** Aim **
Each line should be copied exactly.

** Records supplied **
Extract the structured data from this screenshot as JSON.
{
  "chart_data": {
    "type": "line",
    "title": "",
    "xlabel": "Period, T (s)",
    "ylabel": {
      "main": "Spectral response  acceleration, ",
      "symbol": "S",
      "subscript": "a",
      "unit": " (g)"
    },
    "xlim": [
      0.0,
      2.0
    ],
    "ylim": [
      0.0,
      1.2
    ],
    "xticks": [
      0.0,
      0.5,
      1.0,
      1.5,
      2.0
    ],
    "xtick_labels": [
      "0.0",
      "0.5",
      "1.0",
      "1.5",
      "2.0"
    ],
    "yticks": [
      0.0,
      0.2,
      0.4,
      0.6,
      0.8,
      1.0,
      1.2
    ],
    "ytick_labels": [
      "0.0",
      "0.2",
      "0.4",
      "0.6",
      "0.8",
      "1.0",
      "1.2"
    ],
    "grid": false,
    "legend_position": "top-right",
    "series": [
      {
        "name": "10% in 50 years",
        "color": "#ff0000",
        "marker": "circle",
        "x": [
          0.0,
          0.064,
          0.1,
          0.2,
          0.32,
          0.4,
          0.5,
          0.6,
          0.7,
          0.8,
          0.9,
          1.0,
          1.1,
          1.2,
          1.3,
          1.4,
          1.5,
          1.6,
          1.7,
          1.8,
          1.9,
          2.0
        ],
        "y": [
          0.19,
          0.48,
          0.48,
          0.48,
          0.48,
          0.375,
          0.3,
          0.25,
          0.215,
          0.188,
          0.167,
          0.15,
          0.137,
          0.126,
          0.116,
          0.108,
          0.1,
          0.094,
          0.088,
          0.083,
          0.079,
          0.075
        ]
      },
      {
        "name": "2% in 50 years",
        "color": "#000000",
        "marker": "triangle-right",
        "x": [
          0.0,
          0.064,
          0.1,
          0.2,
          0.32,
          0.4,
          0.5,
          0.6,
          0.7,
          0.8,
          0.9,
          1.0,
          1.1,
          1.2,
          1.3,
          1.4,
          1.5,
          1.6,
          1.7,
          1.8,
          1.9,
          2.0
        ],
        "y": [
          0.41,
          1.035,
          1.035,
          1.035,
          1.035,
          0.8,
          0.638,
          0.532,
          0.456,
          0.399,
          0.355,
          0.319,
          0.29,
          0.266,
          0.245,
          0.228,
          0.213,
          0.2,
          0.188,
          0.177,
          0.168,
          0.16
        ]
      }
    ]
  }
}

** Written response **
Extract the structured data from this screenshot as JSON.
{
  "chart_data": {
    "type": "line",
    "title": "",
    "xlabel": "Period, T (s)",
    "ylabel": {
      "main": "Spectral response  acceleration, ",
      "symbol": "S",
      "subscript": "a",
      "unit": " (g)"
    },
    "xlim": [
      0.0,
      2.0
    ],
    "ylim": [
      0.0,
      1.2
    ],
    "xticks": [
      0.0,
      0.5,
      1.0,
      1.5,
      2.0
    ],
    "xtick_labels": [
      "0.0",
      "0.5",
      "1.0",
      "1.5",
      "2.0"
    ],
    "yticks": [
      0.0,
      0.2,
      0.4,
      0.6,
      0.8,
      1.0,
      1.2
    ],
    "ytick_labels": [
      "0.0",
      "0.2",
      "0.4",
      "0.6",
      "0.8",
      "1.0",
      "1.2"
    ],
    "grid": false,
    "legend_position": "top-right",
    "series": [
      {
        "name": "10% in 50 years",
        "color": "#ff0000",
        "marker": "circle",
        "x": [
          0.0,
          0.064,
          0.1,
          0.2,
          0.32,
          0.4,
          0.5,
          0.6,
          0.7,
          0.8,
          0.9,
          1.0,
          1.1,
          1.2,
          1.3,
          1.4,
          1.5,
          1.6,
          1.7,
          1.8,
          1.9,
          2.0
        ],
        "y": [
          0.19,
          0.48,
          0.48,
          0.48,
          0.48,
          0.375,
          0.3,
          0.25,
          0.215,
          0.188,
          0.167,
          0.15,
          0.137,
          0.126,
          0.116,
          0.108,
          0.1,
          0.094,
          0.088,
          0.083,
          0.079,
          0.075
        ]
      },
      {
        "name": "2% in 50 years",
        "color": "#000000",
        "marker": "triangle-right",
        "x": [
          0.0,
          0.064,
          0.1,
          0.2,
          0.32,
          0.4,
          0.5,
          0.6,
          0.7,
          0.8,
          0.9,
          1.0,
          1.1,
          1.2,
          1.3,
          1.4,
          1.5,
          1.6,
          1.7,
          1.8,
          1.9,
          2.0
        ],
        "y": [
          0.41,
          1.035,
          1.035,
          1.035,
          1.035,
          0.8,
          0.638,
          0.532,
          0.456,
          0.399,
          0.355,
          0.319,
          0.29,
          0.266,
          0.245,
          0.228,
          0.213,
          0.2,
          0.188,
          0.177,
          0.168,
          0.16
        ]
      }
    ]
  }
}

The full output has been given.